» **Problem to work on**
What lines of the data include the string "gränsen"? Copy them all.

Dataset entries:
************

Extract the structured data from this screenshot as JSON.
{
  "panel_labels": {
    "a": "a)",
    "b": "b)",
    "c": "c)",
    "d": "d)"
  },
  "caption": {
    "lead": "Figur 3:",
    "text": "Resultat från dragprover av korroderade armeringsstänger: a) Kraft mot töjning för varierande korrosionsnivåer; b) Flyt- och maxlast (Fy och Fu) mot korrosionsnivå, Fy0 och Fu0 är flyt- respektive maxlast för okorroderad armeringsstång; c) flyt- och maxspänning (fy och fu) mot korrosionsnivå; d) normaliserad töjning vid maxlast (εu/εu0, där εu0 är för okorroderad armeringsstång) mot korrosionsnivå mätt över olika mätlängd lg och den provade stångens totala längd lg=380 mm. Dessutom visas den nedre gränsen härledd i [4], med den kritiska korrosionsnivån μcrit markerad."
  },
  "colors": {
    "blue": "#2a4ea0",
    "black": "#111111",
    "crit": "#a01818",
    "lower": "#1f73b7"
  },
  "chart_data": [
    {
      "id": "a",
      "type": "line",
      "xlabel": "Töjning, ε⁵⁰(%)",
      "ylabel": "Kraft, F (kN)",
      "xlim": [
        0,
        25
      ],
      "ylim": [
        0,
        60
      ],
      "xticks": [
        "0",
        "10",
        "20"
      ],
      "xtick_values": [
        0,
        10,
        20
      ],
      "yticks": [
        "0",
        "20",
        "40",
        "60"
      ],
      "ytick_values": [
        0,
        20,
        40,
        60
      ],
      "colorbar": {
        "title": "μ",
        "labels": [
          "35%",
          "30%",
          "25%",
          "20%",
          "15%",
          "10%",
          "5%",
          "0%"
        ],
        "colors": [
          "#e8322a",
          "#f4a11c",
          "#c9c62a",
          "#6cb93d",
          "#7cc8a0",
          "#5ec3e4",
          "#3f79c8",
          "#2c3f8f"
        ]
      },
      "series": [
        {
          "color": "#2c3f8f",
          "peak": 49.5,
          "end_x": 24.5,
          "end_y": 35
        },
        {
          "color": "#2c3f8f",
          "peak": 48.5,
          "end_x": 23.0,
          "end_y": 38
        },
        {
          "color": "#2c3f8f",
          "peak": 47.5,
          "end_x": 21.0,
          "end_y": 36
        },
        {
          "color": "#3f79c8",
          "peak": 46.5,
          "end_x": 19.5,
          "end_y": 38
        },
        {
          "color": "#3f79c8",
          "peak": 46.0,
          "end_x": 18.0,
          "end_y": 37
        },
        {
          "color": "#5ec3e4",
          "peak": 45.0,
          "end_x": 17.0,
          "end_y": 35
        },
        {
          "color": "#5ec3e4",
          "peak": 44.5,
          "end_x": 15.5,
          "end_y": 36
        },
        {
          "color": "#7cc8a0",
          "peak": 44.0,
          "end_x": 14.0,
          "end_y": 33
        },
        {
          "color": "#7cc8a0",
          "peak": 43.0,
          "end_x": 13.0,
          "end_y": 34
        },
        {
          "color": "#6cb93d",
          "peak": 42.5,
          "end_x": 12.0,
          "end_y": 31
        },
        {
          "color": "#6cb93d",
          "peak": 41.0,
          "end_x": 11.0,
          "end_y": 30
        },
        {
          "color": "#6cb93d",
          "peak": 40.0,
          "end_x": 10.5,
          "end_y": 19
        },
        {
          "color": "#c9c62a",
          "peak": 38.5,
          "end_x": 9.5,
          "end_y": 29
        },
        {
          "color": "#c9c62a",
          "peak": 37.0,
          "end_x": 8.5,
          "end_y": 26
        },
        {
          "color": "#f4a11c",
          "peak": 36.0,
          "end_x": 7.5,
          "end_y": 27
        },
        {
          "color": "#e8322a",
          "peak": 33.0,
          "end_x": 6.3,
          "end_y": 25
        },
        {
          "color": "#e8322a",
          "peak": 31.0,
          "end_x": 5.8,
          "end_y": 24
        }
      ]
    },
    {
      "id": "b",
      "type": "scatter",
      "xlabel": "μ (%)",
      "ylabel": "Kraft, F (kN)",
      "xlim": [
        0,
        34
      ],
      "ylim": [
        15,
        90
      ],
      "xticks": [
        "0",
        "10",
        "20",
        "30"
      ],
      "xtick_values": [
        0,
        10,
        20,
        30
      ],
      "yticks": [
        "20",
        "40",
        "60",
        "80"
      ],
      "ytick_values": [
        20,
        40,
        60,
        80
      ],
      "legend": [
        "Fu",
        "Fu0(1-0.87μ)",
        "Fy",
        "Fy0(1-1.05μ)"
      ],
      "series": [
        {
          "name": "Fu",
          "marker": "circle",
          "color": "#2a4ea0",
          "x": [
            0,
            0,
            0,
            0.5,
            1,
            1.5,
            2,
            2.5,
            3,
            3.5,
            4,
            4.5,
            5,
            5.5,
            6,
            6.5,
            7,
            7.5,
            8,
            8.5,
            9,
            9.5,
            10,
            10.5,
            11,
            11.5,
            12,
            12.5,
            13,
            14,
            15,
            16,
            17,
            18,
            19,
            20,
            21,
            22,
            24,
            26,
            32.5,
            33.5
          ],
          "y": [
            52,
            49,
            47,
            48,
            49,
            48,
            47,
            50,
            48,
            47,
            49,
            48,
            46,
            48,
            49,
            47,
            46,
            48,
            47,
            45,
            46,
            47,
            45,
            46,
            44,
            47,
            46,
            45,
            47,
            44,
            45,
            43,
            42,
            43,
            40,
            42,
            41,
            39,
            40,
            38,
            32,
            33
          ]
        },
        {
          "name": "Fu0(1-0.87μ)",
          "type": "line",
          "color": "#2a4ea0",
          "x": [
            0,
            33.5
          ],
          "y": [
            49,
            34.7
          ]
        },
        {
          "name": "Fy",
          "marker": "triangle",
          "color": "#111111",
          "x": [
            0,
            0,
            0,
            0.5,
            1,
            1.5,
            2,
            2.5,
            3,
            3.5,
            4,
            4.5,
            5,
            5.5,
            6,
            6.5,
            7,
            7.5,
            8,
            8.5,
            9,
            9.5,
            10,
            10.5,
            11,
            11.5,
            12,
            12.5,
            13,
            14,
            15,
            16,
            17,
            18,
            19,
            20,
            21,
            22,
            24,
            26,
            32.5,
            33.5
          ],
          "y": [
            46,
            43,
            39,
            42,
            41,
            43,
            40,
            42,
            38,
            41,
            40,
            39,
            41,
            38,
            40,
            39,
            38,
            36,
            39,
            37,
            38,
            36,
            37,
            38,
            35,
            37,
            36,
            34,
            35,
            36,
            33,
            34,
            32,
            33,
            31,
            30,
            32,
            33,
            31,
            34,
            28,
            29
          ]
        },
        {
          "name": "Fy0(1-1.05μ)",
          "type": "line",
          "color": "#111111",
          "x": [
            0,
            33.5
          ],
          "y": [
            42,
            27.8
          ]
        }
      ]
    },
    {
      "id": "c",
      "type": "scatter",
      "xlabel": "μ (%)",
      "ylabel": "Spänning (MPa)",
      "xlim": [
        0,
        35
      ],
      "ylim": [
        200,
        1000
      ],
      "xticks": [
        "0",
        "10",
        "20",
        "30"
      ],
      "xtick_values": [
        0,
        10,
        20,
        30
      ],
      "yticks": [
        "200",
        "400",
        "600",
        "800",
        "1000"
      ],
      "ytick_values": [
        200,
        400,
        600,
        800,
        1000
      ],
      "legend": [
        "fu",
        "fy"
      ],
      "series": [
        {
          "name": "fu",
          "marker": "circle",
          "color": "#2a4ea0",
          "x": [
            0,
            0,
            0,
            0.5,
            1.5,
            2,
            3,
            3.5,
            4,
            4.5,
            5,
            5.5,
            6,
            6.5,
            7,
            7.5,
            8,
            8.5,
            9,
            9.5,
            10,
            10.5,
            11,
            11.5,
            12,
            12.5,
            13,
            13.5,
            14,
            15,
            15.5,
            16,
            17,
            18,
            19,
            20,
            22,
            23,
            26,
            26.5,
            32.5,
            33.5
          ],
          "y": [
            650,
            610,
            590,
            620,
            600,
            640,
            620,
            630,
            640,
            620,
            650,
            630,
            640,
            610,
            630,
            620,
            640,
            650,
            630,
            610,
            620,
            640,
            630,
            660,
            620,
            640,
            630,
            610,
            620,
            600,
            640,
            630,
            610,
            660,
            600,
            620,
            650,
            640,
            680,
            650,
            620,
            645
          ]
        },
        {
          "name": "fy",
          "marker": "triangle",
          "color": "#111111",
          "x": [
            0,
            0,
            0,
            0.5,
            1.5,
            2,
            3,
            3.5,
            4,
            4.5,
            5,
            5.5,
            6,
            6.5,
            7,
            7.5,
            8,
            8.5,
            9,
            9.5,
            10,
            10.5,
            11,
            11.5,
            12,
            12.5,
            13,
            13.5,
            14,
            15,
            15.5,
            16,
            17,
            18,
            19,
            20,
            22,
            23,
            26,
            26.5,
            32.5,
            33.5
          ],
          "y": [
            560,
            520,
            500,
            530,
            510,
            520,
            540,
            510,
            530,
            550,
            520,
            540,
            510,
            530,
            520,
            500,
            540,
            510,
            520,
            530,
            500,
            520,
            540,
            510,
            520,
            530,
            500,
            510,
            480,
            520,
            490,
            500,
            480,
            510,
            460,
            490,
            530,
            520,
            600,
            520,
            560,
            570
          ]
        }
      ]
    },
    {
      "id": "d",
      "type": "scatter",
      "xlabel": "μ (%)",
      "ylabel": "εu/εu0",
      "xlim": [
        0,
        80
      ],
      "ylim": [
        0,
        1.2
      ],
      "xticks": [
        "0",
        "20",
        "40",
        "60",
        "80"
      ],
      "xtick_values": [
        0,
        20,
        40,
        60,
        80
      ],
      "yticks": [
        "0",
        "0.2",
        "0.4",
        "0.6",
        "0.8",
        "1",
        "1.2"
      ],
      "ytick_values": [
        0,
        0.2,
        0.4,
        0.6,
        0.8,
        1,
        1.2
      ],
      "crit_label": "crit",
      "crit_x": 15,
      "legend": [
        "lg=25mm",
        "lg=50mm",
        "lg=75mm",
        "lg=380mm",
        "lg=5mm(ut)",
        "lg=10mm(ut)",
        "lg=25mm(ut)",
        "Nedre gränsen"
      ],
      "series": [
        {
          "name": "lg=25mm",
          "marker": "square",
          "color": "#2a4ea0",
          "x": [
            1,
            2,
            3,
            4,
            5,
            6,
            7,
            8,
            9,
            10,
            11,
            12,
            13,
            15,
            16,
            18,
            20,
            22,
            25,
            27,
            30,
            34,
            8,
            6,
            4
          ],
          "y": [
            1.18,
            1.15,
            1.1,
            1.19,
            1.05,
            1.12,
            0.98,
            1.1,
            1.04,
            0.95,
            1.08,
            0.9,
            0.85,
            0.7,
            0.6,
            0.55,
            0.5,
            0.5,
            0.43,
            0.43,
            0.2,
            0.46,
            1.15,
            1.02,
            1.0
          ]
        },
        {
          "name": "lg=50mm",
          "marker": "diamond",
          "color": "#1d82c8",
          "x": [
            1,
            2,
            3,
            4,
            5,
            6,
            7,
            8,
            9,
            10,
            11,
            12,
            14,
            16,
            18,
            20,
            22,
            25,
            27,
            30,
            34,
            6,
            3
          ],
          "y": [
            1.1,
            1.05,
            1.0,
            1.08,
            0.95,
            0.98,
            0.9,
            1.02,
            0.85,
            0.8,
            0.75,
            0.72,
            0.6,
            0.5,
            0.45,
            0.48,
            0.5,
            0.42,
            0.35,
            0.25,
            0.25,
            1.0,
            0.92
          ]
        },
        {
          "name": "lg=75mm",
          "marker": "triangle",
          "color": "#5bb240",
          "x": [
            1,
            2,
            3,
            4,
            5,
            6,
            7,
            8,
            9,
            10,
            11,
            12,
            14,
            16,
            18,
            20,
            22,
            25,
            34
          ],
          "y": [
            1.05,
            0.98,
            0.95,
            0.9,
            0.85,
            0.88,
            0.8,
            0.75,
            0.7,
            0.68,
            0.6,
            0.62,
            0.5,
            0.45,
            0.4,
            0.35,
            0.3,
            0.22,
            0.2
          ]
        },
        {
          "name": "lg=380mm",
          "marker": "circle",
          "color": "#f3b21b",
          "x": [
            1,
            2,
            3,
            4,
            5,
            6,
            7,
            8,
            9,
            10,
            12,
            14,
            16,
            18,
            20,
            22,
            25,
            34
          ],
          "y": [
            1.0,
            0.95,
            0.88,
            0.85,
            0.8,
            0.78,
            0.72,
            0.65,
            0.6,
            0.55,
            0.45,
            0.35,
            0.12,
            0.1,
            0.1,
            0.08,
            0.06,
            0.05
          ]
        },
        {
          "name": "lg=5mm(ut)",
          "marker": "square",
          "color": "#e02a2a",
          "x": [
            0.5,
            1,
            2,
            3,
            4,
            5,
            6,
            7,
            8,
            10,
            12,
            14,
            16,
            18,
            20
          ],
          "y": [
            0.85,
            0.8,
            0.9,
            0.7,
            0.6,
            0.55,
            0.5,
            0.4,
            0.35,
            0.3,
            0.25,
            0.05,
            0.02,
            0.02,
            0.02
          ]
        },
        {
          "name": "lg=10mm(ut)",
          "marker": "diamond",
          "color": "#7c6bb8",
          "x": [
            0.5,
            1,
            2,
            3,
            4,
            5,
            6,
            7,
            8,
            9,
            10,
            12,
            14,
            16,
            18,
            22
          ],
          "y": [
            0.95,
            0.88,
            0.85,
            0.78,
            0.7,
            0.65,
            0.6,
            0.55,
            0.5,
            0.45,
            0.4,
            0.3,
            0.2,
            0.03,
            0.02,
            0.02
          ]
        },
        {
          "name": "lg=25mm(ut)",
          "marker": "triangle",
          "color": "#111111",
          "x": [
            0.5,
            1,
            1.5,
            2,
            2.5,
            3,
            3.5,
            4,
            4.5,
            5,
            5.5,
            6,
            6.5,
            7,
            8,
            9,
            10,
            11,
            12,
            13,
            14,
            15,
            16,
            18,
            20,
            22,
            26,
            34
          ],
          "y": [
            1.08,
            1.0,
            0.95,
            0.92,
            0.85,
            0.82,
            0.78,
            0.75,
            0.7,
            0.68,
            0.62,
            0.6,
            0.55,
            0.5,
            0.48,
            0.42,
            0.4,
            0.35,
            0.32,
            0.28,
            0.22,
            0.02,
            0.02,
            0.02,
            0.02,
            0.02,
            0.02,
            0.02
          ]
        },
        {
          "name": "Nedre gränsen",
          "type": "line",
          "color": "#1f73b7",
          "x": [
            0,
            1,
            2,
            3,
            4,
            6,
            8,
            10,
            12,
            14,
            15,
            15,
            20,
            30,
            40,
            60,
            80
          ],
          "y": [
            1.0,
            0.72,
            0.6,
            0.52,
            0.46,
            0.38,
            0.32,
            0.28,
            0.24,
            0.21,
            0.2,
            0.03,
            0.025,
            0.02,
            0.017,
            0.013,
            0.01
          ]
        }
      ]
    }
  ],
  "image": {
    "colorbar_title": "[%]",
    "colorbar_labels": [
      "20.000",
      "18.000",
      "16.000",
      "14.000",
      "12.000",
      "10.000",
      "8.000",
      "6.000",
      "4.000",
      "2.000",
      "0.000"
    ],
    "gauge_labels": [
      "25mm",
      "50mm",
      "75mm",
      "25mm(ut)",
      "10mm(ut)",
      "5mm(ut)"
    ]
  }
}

************

» **Solution for this task**
    "text": "Resultat från dragprover av korroderade armeringsstänger: a) Kraft mot töjning för varierande korrosionsnivåer; b) Flyt- och maxlast (Fy och Fu) mot korrosionsnivå, Fy0 och Fu0 är flyt- respektive maxlast för okorroderad armeringsstång; c) flyt- och maxspänning (fy och fu) mot korrosionsnivå; d) normaliserad töjning vid maxlast (εu/εu0, där εu0 är för okorroderad armeringsstång) mot korrosionsnivå mätt över olika mätlängd lg och den provade stångens totala längd lg=380 mm. Dessutom visas den nedre gränsen härledd i [4], med den kritiska korrosionsnivån μcrit markerad."
        "Nedre gränsen"
          "name": "Nedre gränsen",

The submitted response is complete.